**Records shown**

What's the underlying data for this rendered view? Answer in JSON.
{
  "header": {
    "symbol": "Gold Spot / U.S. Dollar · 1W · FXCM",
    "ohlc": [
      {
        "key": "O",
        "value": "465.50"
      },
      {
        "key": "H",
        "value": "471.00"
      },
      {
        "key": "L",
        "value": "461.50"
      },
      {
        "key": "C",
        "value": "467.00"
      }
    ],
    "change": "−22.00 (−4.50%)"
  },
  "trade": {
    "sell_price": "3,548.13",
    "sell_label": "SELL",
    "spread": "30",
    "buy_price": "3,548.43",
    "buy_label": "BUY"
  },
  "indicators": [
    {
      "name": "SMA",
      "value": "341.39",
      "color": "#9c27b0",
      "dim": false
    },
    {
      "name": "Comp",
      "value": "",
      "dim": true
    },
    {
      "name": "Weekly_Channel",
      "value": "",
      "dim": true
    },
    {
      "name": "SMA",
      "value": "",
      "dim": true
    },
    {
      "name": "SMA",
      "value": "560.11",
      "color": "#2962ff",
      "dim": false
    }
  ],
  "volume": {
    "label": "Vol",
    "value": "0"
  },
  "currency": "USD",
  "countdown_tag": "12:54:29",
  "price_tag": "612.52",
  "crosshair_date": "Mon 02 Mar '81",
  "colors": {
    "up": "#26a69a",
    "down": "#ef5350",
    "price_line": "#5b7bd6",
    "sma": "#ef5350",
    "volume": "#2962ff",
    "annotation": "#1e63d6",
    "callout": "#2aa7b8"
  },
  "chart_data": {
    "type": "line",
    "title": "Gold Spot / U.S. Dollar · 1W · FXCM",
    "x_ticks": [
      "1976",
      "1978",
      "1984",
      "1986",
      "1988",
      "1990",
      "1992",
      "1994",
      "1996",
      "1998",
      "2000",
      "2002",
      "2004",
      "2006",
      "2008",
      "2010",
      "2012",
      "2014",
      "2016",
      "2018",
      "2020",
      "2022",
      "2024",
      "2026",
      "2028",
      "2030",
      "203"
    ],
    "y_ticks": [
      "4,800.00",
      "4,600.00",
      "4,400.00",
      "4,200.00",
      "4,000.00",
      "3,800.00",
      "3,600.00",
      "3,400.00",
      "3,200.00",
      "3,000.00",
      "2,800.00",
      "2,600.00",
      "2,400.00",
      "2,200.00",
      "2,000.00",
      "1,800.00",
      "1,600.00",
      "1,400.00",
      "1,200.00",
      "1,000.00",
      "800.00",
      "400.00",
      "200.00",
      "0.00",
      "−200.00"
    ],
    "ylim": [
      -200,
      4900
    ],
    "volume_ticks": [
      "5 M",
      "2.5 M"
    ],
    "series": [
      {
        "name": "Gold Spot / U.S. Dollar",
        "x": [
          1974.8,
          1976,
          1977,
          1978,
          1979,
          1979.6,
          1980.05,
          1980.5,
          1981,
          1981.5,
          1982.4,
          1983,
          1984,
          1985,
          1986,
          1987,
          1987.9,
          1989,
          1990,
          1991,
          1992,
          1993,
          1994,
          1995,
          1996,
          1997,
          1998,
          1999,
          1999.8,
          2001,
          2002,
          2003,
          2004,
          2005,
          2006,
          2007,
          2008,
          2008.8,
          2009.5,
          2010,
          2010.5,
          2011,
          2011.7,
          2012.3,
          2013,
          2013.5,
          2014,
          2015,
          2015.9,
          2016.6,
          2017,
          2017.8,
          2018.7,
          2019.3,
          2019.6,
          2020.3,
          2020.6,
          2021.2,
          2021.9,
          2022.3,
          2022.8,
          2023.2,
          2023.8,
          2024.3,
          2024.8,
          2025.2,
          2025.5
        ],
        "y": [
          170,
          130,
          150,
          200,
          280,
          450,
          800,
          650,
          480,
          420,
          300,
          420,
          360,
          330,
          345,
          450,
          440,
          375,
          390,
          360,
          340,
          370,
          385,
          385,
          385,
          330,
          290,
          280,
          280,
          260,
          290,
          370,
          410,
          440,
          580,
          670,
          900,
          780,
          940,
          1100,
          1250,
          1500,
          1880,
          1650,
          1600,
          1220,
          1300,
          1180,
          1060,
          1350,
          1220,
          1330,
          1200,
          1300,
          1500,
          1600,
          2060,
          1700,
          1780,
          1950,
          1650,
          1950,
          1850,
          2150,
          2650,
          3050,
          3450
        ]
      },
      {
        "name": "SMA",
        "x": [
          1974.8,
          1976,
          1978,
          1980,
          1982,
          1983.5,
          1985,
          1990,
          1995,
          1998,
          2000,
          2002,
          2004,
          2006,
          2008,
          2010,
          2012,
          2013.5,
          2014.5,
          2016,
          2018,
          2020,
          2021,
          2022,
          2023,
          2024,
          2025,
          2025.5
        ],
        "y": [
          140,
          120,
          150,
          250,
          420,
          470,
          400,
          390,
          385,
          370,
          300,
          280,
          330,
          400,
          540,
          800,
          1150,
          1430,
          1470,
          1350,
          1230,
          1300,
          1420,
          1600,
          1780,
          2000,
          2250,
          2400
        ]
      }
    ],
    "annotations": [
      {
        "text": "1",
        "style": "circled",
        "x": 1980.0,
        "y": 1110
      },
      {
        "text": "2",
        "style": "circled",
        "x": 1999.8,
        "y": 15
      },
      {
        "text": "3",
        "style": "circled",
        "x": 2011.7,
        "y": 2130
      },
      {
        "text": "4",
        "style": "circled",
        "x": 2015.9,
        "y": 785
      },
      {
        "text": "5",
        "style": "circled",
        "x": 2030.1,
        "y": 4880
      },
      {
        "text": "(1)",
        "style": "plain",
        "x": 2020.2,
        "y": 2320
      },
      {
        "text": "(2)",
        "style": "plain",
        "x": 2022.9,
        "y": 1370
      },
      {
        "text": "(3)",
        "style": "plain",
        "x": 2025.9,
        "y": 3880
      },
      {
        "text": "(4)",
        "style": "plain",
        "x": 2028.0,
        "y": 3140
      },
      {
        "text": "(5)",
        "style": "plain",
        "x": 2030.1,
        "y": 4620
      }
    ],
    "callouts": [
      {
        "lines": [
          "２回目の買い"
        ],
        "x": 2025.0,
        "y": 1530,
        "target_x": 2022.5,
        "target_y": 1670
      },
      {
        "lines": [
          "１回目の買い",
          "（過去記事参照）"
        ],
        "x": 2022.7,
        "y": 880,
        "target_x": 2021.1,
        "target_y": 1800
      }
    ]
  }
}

**Exercise description**
Going through the entries above, tally each line that has the word "FXCM". Answer with the number only.

**Output below**
2